=== Records provided ===
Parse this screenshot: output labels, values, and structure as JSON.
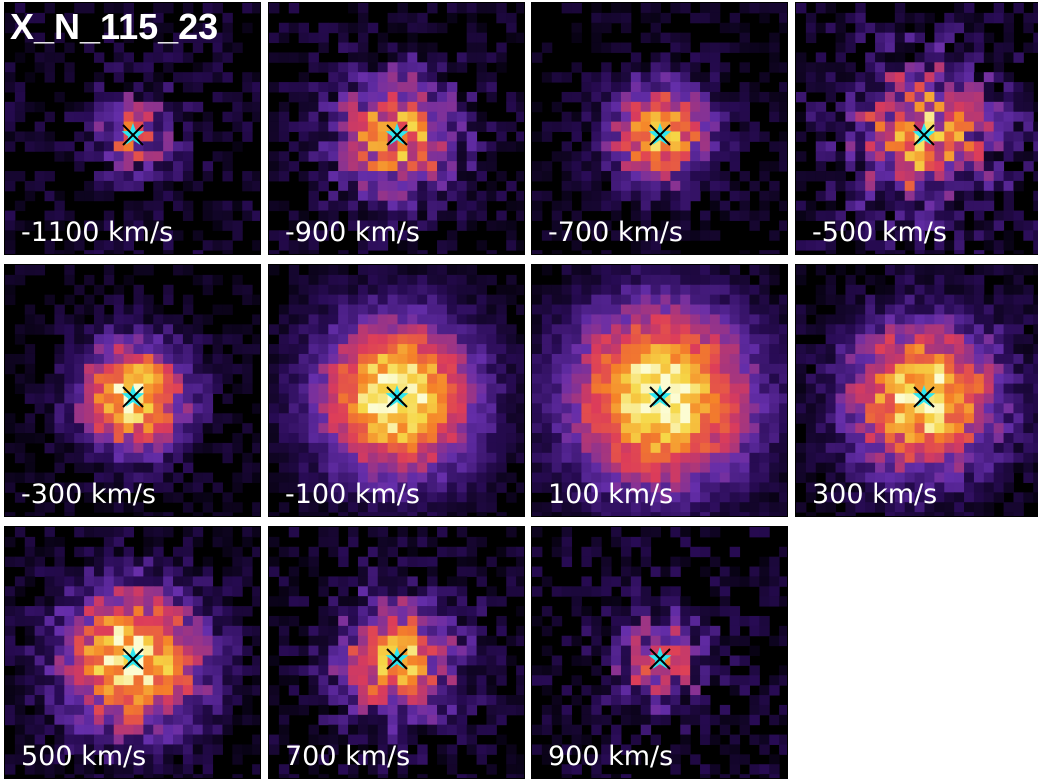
{
  "title": "X_N_115_23",
  "panels": [
    {
      "label": "-1100 km/s"
    },
    {
      "label": "-900 km/s"
    },
    {
      "label": "-700 km/s"
    },
    {
      "label": "-500 km/s"
    },
    {
      "label": "-300 km/s"
    },
    {
      "label": "-100 km/s"
    },
    {
      "label": "100 km/s"
    },
    {
      "label": "300 km/s"
    },
    {
      "label": "500 km/s"
    },
    {
      "label": "700 km/s"
    },
    {
      "label": "900 km/s"
    }
  ]
}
===
## Request
Reproduce each entry precisely. Leave the pictures out.

## Answer to this task
Parse this screenshot: output labels, values, and structure as JSON.
{
  "title": "X_N_115_23",
  "panels": [
    {
      "label": "-1100 km/s"
    },
    {
      "label": "-900 km/s"
    },
    {
      "label": "-700 km/s"
    },
    {
      "label": "-500 km/s"
    },
    {
      "label": "-300 km/s"
    },
    {
      "label": "-100 km/s"
    },
    {
      "label": "100 km/s"
    },
    {
      "label": "300 km/s"
    },
    {
      "label": "500 km/s"
    },
    {
      "label": "700 km/s"
    },
    {
      "label": "900 km/s"
    }
  ]
}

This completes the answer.